Wherever the word "Messen" turns up in a line of the entries, copy that line.

Stored records
##########

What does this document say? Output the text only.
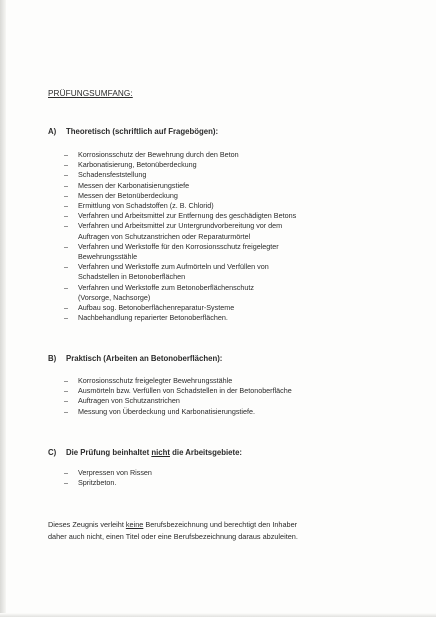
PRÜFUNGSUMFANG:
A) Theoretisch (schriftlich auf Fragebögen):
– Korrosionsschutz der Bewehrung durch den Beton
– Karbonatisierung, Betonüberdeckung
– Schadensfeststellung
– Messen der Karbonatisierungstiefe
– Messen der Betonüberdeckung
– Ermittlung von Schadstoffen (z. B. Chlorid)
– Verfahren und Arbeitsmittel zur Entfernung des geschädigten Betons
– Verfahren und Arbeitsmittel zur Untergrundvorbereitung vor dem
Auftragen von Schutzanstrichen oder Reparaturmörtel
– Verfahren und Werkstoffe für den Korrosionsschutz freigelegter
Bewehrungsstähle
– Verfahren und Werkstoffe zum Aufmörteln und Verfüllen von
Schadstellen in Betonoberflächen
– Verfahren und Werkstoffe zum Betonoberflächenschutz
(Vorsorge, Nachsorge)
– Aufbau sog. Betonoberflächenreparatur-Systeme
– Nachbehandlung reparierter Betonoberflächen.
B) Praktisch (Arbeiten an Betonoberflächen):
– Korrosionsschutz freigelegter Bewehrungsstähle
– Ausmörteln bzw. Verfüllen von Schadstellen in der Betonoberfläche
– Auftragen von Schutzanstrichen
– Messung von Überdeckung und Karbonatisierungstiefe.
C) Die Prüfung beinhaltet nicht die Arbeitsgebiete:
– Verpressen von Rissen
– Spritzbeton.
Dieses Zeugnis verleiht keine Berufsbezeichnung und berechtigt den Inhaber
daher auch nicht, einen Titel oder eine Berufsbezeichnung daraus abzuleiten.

##########

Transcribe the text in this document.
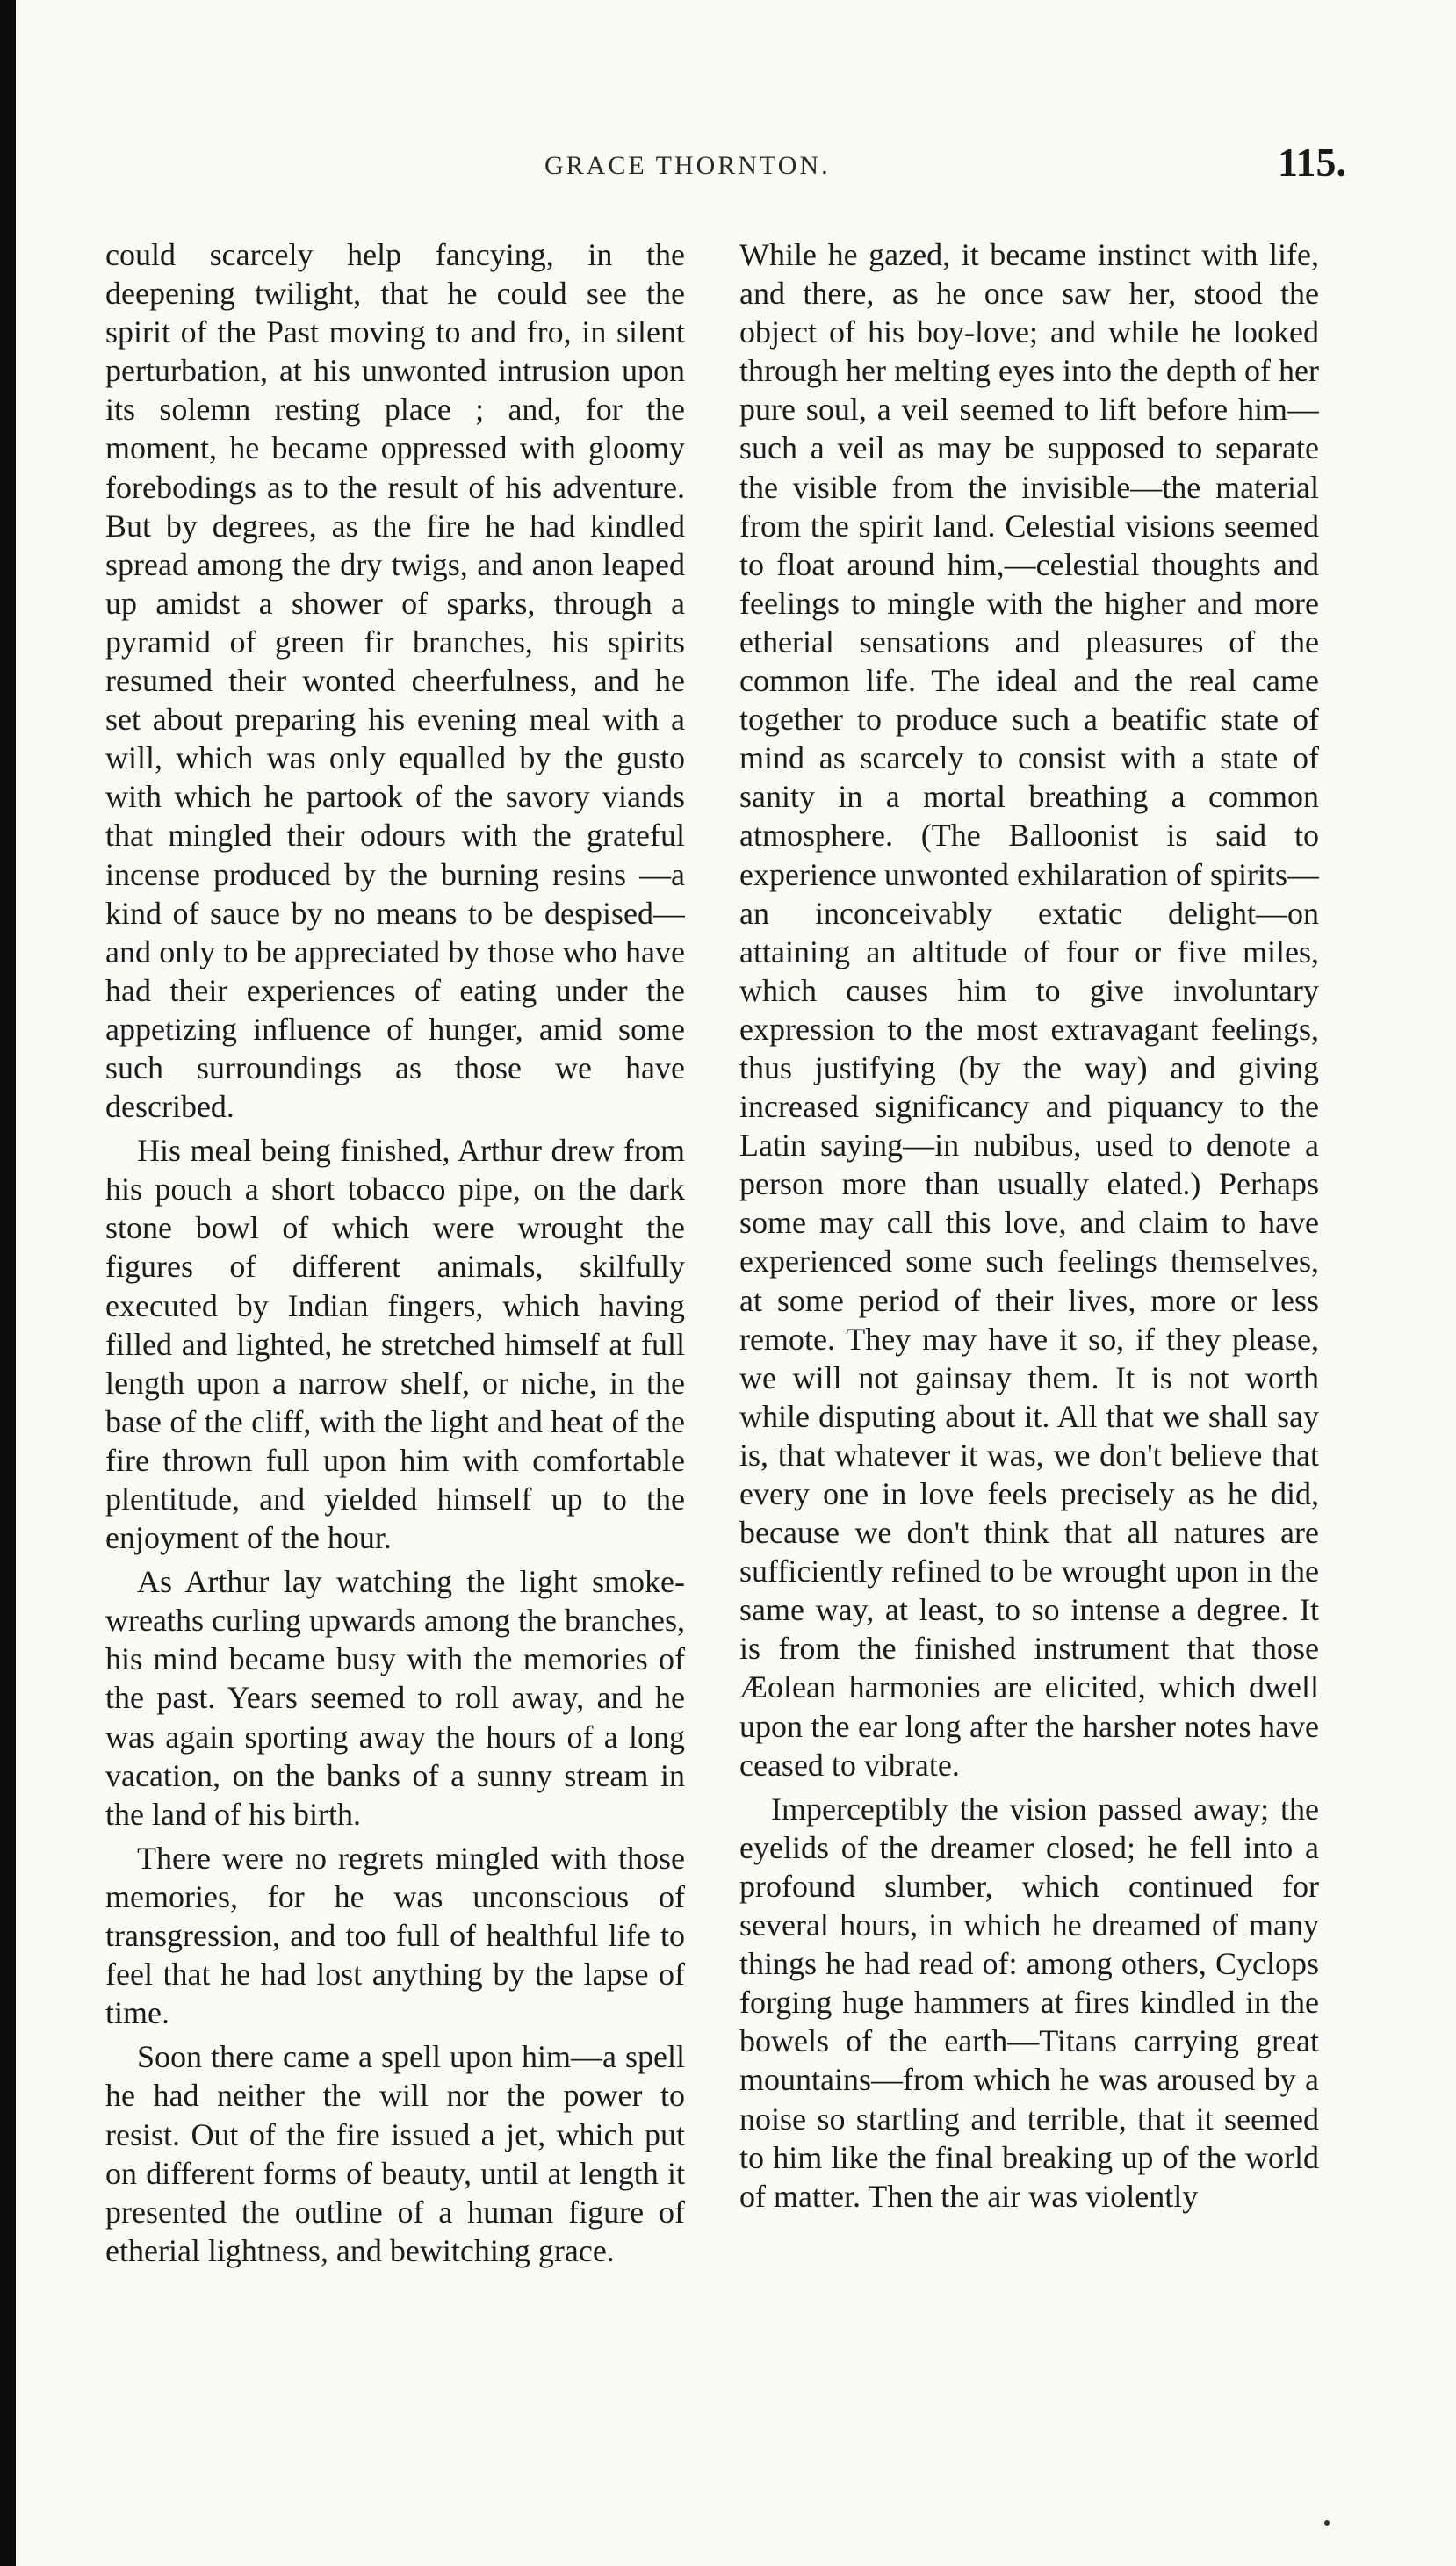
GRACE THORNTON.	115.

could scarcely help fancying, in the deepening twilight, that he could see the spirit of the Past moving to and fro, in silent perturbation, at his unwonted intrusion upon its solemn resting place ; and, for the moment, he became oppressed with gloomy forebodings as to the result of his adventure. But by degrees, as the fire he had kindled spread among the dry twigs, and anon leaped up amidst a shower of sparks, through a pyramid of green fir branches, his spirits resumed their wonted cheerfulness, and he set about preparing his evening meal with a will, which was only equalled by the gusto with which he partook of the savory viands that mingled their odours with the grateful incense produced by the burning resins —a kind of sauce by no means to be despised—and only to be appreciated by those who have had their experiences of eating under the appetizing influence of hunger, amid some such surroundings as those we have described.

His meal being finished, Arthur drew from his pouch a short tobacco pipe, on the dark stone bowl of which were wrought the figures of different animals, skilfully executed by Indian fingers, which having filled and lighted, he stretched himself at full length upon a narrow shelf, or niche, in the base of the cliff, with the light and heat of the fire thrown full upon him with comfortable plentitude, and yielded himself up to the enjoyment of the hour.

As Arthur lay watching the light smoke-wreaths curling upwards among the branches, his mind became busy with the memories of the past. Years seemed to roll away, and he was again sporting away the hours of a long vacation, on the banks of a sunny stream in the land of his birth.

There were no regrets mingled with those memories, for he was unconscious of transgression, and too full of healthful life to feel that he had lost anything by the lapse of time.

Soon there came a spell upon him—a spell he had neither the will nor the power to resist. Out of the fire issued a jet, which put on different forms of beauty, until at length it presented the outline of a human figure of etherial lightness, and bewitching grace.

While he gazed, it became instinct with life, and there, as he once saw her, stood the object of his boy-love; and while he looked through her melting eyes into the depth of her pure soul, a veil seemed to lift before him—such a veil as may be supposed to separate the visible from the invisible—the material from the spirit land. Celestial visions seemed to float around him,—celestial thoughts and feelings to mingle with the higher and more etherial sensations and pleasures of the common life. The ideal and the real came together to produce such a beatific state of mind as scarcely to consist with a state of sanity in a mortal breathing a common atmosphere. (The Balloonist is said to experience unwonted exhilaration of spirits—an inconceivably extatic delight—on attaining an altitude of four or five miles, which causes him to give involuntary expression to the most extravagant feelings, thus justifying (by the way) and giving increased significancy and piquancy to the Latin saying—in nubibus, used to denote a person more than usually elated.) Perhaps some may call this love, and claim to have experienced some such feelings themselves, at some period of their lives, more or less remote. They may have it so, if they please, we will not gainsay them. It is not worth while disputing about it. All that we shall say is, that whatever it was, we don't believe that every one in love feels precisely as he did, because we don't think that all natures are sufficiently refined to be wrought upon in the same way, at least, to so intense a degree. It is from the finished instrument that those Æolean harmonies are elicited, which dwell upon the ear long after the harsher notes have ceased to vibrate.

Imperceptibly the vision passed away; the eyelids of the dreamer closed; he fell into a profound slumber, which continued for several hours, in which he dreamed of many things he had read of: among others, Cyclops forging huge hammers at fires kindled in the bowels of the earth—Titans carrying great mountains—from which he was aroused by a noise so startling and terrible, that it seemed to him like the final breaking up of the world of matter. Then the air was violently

##########

* Final result:
– Messen der Karbonatisierungstiefe
– Messen der Betonüberdeckung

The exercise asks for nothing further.